[Structured figure records]
* * *
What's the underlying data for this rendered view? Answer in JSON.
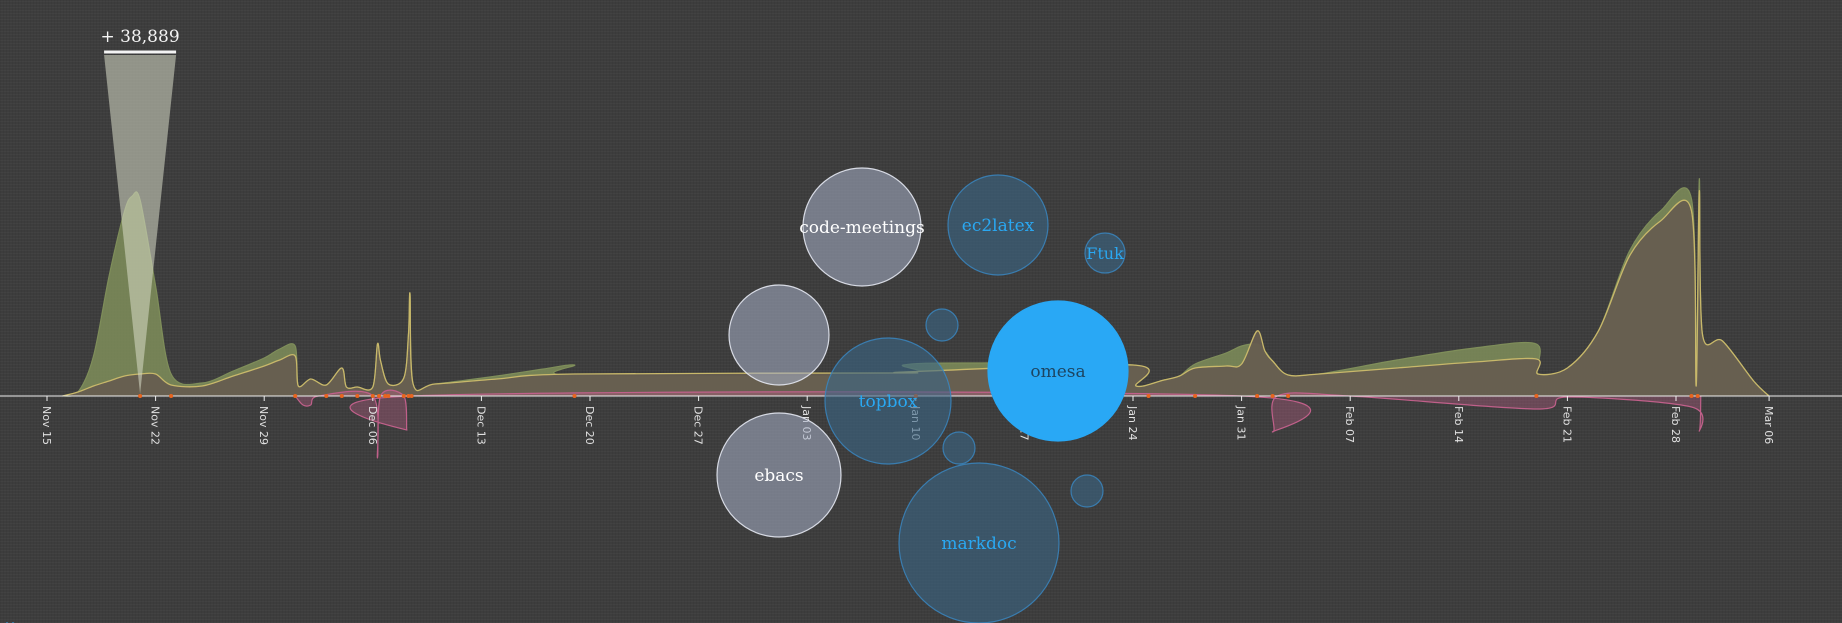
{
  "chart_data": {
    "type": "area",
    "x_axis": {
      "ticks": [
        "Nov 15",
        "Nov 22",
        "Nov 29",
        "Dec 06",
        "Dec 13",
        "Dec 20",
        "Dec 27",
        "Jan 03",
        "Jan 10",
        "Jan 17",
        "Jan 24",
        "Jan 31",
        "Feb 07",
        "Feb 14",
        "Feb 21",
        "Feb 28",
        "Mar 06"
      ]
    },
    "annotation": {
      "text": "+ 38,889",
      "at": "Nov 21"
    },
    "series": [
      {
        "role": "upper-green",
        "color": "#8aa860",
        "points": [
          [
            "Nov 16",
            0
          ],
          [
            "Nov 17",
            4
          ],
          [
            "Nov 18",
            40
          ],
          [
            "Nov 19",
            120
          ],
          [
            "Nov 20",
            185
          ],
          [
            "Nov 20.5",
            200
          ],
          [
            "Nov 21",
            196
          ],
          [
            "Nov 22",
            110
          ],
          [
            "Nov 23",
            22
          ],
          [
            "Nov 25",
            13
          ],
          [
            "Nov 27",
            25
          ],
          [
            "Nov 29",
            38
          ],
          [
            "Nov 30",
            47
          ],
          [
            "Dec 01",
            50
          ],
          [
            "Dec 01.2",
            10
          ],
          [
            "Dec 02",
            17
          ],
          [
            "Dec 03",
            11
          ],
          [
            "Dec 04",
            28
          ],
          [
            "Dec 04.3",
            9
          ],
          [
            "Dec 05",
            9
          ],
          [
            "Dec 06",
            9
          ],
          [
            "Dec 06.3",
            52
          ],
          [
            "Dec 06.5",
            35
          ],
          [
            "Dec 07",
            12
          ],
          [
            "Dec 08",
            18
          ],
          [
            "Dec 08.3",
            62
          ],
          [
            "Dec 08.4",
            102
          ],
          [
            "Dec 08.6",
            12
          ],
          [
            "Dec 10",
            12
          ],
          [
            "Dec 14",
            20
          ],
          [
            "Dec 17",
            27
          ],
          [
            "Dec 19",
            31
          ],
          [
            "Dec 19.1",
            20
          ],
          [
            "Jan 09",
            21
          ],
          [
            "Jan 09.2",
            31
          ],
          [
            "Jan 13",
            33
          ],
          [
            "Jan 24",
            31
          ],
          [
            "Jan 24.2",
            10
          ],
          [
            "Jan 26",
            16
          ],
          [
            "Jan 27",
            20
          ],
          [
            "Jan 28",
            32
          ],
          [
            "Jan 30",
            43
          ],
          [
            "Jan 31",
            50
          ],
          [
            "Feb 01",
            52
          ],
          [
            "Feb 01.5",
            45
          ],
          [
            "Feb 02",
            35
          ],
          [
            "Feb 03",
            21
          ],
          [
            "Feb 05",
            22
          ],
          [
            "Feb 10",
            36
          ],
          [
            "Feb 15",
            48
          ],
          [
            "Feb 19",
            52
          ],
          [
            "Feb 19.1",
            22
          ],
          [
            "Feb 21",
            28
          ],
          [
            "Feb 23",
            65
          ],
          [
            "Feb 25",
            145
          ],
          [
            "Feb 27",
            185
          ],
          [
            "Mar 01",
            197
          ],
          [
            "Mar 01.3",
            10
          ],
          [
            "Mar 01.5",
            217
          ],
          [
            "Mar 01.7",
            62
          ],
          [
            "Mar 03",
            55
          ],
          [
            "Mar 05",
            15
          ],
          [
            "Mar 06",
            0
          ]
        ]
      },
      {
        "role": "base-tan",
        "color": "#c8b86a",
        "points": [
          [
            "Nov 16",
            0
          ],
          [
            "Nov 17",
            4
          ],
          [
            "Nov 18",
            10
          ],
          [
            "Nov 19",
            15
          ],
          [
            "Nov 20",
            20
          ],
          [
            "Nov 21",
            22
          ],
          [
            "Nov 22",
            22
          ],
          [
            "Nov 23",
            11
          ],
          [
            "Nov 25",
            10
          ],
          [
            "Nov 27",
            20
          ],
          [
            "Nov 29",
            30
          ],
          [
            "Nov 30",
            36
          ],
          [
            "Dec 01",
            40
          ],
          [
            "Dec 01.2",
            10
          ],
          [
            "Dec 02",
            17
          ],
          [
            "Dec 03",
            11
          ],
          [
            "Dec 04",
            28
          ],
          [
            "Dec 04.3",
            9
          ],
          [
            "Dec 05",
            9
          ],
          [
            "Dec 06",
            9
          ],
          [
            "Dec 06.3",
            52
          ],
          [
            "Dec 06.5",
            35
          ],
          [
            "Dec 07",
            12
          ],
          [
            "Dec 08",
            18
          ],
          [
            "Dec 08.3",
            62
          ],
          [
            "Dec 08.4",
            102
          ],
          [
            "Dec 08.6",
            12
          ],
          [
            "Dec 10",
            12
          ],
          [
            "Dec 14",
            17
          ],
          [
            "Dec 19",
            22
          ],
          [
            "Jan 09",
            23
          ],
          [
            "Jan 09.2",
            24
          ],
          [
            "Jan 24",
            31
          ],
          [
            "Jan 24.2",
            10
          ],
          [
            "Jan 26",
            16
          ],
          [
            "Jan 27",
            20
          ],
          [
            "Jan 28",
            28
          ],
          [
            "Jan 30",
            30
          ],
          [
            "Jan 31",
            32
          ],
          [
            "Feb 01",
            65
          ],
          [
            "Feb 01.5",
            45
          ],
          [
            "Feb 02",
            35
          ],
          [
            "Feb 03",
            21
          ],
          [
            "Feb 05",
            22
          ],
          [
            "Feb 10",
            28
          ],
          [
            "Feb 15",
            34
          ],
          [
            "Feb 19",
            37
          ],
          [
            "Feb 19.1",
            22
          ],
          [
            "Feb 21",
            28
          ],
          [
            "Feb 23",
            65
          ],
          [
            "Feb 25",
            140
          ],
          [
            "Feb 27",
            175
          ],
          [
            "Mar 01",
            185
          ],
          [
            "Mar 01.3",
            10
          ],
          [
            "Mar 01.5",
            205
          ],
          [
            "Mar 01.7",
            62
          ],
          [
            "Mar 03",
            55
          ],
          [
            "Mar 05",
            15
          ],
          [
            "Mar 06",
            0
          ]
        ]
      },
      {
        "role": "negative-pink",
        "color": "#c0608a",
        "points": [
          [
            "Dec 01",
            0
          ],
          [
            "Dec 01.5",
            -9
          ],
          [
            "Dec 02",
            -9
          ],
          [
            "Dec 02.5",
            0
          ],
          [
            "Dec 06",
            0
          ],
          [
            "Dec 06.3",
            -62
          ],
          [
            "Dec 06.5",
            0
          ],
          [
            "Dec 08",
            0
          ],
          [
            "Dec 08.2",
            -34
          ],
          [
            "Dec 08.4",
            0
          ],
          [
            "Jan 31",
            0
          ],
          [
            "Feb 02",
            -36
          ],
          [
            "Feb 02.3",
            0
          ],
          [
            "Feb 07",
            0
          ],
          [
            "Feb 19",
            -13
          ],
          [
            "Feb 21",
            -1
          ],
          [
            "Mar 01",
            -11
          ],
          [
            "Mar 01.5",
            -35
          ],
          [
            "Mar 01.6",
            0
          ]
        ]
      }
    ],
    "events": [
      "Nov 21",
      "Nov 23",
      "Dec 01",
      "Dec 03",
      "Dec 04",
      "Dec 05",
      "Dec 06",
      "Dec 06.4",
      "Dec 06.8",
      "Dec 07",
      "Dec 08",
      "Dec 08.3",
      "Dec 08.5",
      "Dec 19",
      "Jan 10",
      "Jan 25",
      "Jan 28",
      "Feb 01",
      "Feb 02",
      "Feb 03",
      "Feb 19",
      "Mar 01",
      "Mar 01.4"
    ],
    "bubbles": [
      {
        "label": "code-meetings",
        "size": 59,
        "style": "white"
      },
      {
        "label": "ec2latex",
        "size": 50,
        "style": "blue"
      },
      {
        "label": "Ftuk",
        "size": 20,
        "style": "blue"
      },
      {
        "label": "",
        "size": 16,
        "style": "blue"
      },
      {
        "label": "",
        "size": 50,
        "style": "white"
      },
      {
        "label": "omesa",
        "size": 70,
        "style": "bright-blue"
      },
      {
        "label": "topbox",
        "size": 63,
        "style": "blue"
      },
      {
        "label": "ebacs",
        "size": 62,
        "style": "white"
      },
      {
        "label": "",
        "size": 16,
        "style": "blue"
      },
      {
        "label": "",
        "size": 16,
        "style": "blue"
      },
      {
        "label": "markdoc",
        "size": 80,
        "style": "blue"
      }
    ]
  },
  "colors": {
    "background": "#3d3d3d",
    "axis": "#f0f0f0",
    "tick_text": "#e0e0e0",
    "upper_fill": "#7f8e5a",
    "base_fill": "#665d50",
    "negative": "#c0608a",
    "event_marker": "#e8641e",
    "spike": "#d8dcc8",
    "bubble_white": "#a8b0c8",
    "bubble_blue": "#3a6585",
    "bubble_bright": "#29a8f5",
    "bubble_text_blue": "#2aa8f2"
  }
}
* * *
AIM OF THE TASK »
Out of the records, collect only those lines that contain the string "size".

ANSWER FOR THE TASK »
        "size": 59,
        "size": 50,
        "size": 20,
        "size": 16,
        "size": 50,
        "size": 70,
        "size": 63,
        "size": 62,
        "size": 16,
        "size": 16,
        "size": 80,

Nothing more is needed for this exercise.